::: Source records :::

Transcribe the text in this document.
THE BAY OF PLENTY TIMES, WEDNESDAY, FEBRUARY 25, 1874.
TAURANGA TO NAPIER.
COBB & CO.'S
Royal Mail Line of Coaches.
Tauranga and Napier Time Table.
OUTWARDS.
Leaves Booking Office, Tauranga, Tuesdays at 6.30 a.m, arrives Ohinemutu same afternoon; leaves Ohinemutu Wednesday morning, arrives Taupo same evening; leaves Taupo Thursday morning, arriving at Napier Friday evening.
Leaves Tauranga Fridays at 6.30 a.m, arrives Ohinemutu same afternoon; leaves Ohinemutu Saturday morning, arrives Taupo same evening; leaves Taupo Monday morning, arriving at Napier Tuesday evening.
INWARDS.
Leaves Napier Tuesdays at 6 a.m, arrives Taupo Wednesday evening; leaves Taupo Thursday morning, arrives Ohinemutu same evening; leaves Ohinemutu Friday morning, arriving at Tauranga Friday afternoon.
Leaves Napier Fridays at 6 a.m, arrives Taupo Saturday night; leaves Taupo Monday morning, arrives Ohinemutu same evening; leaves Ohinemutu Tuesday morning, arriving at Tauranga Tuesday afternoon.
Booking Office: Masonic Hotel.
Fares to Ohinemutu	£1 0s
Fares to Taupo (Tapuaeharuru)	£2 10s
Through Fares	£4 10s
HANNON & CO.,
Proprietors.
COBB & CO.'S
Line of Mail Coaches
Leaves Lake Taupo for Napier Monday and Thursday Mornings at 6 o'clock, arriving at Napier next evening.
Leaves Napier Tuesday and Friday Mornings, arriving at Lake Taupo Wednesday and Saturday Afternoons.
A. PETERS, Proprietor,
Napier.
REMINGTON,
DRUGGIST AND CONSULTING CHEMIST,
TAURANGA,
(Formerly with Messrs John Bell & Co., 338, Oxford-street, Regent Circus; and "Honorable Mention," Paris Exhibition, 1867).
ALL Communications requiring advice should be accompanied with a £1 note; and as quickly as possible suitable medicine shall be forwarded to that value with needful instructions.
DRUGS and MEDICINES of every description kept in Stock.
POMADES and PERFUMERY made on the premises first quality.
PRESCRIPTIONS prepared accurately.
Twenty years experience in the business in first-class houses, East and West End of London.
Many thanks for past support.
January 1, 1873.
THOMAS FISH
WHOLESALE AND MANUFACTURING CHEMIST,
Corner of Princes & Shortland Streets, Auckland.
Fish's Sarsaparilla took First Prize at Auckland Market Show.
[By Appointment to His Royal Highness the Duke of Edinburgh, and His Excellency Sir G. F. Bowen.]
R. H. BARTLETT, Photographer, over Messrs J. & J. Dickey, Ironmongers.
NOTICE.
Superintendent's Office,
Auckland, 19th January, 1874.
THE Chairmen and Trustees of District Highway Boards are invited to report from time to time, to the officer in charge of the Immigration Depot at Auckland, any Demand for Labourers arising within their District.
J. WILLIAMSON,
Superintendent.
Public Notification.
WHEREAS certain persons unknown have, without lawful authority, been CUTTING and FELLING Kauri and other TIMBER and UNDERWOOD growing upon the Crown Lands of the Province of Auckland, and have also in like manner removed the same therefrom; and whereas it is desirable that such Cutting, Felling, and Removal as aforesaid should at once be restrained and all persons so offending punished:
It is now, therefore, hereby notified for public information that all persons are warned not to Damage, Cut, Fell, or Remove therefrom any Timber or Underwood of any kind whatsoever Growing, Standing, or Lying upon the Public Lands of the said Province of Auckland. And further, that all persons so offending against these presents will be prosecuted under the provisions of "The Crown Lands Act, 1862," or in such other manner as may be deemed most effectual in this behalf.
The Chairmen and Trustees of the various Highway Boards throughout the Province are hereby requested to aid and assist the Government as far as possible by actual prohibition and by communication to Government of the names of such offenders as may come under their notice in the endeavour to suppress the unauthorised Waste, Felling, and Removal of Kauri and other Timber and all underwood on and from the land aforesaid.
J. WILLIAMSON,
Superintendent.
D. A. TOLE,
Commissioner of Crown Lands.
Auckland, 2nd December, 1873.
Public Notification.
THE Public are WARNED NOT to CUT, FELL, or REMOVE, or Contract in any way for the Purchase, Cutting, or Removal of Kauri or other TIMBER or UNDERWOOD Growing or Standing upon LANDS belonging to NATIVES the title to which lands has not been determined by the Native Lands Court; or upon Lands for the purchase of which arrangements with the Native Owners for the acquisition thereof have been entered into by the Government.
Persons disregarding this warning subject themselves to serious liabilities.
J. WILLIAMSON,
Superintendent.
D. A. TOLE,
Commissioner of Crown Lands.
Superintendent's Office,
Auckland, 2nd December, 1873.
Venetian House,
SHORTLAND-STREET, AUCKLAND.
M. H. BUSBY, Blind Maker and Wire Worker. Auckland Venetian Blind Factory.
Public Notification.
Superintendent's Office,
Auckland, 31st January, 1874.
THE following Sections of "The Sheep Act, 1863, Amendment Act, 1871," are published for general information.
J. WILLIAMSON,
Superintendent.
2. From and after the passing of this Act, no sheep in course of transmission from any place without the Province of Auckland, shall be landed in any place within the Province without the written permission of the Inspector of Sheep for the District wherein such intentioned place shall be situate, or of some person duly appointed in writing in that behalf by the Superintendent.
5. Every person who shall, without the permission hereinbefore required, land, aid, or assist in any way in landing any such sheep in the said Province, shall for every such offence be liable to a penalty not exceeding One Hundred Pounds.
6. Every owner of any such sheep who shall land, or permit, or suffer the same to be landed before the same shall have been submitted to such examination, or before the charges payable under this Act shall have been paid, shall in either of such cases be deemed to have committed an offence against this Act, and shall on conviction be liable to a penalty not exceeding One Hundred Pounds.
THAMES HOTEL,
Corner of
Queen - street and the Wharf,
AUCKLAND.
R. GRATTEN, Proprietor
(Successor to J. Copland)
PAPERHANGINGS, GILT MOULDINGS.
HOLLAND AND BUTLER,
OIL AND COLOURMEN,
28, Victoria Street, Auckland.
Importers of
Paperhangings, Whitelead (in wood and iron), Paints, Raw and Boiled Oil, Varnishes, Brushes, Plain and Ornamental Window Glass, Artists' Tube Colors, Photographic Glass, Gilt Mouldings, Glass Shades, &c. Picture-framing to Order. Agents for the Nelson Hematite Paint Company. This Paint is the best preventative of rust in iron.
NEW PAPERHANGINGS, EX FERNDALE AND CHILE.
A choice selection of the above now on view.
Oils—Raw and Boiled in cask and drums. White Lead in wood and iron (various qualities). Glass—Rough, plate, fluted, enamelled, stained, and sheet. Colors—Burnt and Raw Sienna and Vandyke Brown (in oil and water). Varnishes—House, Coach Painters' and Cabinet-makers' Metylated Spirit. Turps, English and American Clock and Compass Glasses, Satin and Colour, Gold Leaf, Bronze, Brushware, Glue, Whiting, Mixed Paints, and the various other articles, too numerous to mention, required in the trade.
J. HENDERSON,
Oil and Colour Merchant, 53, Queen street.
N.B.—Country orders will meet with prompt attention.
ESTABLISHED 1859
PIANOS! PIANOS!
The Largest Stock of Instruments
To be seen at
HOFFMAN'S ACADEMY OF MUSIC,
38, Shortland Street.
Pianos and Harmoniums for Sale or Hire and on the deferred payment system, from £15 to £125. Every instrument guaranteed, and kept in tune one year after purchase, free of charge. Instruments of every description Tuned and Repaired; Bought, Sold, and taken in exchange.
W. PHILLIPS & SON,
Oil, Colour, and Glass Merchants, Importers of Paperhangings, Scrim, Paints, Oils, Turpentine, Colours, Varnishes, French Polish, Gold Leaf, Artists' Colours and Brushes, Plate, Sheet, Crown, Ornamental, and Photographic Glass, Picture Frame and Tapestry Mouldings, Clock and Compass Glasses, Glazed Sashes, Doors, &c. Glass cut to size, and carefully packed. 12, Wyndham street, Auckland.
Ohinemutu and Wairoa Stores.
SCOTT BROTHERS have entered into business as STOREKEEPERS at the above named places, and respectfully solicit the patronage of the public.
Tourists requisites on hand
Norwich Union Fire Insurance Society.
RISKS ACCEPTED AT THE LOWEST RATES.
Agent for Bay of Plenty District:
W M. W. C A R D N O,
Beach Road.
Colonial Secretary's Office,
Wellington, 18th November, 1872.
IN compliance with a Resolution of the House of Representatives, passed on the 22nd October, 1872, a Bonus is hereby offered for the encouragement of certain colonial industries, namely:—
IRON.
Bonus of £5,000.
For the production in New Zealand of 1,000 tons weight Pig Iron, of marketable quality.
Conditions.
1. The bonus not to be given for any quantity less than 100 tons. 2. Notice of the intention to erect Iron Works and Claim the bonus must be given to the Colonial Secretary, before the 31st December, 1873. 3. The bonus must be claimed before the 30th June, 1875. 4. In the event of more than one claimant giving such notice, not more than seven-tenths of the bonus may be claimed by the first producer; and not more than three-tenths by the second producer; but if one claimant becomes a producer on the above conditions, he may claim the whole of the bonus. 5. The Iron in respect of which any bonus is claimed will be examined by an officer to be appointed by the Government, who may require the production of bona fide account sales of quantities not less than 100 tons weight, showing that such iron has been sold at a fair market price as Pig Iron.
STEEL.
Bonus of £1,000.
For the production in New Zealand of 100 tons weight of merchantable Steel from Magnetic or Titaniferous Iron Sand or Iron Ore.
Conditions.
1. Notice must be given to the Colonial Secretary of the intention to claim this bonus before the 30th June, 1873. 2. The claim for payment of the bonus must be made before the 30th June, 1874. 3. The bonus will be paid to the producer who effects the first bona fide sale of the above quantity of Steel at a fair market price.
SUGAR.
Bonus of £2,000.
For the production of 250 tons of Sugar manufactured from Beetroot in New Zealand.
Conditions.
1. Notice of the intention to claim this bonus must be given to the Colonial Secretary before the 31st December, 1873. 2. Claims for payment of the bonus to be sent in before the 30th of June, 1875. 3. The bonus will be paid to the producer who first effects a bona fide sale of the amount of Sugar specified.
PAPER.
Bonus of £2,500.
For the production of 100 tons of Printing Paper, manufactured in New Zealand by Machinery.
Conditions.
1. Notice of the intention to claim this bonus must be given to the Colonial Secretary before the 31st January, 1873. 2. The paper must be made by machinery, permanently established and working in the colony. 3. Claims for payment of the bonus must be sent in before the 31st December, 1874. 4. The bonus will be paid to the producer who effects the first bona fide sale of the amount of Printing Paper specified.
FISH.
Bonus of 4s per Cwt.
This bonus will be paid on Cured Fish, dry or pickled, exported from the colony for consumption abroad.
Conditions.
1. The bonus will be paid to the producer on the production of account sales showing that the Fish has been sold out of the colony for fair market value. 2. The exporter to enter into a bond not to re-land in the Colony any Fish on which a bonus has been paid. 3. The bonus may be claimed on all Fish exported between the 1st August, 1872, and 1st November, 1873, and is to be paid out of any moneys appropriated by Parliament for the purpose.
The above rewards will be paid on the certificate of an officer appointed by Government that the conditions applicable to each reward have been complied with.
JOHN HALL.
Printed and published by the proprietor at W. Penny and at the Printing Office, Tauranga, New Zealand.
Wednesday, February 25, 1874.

:::

Task brief: Gather all lines of the records that include the word "Queen".

Answer to the problem:
Queen - street and the Wharf,
Oil and Colour Merchant, 53, Queen street.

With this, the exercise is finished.